» **Written instruction**
Give only the number of lines in these records that contain the word "flag".
>> start Source records
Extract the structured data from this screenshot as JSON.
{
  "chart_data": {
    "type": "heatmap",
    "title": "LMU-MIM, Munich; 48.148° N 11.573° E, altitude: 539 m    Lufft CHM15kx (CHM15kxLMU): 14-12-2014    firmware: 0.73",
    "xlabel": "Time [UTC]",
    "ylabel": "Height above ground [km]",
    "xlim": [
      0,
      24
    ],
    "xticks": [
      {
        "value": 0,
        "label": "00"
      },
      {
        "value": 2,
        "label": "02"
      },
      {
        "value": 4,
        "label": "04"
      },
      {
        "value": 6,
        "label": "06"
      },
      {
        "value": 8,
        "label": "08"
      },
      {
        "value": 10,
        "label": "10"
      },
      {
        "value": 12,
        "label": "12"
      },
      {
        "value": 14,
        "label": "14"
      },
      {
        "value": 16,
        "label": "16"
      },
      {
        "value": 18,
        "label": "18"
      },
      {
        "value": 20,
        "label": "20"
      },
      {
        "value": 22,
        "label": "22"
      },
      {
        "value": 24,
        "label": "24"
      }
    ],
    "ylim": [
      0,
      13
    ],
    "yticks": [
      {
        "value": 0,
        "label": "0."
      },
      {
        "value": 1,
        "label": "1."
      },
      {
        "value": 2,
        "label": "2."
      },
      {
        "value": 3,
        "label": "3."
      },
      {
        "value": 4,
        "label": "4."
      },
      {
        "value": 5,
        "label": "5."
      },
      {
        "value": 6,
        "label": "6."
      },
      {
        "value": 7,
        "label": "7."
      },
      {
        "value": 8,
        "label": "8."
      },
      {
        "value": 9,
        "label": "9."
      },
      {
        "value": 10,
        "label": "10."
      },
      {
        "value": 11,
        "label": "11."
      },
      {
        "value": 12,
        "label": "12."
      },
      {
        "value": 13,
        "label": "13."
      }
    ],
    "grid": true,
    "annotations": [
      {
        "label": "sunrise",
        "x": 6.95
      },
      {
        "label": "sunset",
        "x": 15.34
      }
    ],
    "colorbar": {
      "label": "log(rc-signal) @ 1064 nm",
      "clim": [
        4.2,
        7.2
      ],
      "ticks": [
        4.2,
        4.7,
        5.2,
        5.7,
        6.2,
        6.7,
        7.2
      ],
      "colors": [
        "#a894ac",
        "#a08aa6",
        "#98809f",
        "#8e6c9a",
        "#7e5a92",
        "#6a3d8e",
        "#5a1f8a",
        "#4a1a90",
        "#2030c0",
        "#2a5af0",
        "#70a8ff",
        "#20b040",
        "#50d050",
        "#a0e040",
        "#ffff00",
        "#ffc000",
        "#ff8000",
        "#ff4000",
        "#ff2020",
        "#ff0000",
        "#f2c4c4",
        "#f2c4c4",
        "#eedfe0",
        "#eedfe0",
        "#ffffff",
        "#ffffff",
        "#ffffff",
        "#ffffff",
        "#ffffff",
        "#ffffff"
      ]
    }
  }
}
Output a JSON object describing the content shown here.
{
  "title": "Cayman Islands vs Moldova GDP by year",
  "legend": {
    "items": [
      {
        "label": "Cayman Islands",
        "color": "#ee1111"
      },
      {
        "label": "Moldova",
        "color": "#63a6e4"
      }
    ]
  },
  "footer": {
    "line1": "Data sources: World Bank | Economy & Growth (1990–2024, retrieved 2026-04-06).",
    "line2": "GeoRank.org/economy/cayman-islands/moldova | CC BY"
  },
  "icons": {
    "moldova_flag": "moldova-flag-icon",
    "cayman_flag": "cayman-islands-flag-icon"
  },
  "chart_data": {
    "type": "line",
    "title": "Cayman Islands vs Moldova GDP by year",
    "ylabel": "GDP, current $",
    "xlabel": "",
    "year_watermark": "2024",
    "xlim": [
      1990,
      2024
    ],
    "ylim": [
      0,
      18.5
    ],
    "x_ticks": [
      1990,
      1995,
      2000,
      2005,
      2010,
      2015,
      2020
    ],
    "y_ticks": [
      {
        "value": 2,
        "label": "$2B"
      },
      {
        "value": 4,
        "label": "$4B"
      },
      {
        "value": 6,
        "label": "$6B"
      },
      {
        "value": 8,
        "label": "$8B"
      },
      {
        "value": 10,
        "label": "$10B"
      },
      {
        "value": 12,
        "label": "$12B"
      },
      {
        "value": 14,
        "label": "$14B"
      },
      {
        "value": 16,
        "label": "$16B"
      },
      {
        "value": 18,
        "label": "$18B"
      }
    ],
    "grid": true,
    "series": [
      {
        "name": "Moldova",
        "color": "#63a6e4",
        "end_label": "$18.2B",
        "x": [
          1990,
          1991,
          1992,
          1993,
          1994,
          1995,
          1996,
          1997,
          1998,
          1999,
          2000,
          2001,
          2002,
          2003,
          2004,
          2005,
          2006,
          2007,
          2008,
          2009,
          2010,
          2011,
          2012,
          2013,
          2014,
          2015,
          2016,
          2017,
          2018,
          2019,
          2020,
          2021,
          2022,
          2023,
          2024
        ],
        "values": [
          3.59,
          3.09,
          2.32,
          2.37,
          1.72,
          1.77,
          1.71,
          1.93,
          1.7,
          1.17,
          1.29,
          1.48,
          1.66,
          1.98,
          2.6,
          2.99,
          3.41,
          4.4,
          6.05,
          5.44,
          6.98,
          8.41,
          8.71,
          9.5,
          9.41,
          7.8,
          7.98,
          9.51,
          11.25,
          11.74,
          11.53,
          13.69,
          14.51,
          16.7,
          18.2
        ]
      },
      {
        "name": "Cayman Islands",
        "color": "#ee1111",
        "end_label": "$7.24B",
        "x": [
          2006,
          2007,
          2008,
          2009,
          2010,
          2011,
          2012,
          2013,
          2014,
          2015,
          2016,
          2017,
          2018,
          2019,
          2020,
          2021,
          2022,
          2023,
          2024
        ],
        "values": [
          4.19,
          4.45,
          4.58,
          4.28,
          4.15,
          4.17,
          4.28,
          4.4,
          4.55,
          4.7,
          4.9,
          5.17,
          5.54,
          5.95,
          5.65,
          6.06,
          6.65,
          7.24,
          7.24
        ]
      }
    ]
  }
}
>> end Source records
» **The response**
2